PROBLEM TO SOLVE: Copy the lines verbatim, beginning with the line that contains "What text is on this page?" and continuing through the end of the data, and only those lines.

INPUT RECORDS:
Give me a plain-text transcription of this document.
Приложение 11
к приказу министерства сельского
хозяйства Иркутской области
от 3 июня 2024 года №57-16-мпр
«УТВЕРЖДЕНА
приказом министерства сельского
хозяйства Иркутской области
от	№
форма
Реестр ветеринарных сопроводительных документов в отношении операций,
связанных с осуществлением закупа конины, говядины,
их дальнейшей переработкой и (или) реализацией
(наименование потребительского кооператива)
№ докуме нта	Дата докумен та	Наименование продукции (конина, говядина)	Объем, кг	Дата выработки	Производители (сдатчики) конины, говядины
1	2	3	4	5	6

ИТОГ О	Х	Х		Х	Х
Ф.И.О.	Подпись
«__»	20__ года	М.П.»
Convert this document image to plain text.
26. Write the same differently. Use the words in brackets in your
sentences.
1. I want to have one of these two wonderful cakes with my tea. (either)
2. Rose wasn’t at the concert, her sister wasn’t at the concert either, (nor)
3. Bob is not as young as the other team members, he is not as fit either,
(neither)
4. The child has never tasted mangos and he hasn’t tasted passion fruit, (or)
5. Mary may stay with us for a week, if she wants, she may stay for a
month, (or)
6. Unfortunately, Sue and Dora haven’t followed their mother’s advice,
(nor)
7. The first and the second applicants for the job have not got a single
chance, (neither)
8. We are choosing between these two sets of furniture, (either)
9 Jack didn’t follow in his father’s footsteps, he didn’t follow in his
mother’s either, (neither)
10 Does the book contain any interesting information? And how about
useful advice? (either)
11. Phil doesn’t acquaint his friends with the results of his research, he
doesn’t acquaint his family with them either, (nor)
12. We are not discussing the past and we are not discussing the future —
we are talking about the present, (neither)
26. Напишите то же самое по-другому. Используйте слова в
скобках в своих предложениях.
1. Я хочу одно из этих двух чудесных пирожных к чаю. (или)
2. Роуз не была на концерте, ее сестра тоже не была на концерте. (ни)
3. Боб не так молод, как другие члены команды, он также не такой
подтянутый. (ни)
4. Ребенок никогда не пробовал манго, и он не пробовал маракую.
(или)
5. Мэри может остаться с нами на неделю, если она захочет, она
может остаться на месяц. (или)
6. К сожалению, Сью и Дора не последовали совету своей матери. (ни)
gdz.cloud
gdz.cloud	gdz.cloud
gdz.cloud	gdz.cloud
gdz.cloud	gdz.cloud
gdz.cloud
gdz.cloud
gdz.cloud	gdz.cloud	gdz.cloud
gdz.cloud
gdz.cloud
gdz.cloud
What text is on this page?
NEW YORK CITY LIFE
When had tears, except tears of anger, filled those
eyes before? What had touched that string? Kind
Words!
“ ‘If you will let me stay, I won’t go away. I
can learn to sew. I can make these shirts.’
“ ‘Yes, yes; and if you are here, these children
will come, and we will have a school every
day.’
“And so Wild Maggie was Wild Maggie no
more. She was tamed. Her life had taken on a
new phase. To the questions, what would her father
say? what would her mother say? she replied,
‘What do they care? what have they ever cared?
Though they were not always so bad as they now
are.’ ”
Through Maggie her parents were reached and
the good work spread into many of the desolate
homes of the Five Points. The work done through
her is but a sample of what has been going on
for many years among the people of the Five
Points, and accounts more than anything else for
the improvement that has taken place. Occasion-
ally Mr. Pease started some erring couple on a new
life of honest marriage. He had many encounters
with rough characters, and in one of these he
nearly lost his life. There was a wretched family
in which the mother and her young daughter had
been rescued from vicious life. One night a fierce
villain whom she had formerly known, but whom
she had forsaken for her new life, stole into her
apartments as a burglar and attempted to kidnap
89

SOLUTION TO THIS PROBLEM:
What text is on this page?
NEW YORK CITY LIFE
When had tears, except tears of anger, filled those
eyes before? What had touched that string? Kind
Words!
“ ‘If you will let me stay, I won’t go away. I
can learn to sew. I can make these shirts.’
“ ‘Yes, yes; and if you are here, these children
will come, and we will have a school every
day.’
“And so Wild Maggie was Wild Maggie no
more. She was tamed. Her life had taken on a
new phase. To the questions, what would her father
say? what would her mother say? she replied,
‘What do they care? what have they ever cared?
Though they were not always so bad as they now
are.’ ”
Through Maggie her parents were reached and
the good work spread into many of the desolate
homes of the Five Points. The work done through
her is but a sample of what has been going on
for many years among the people of the Five
Points, and accounts more than anything else for
the improvement that has taken place. Occasion-
ally Mr. Pease started some erring couple on a new
life of honest marriage. He had many encounters
with rough characters, and in one of these he
nearly lost his life. There was a wretched family
in which the mother and her young daughter had
been rescued from vicious life. One night a fierce
villain whom she had formerly known, but whom
she had forsaken for her new life, stole into her
apartments as a burglar and attempted to kidnap
89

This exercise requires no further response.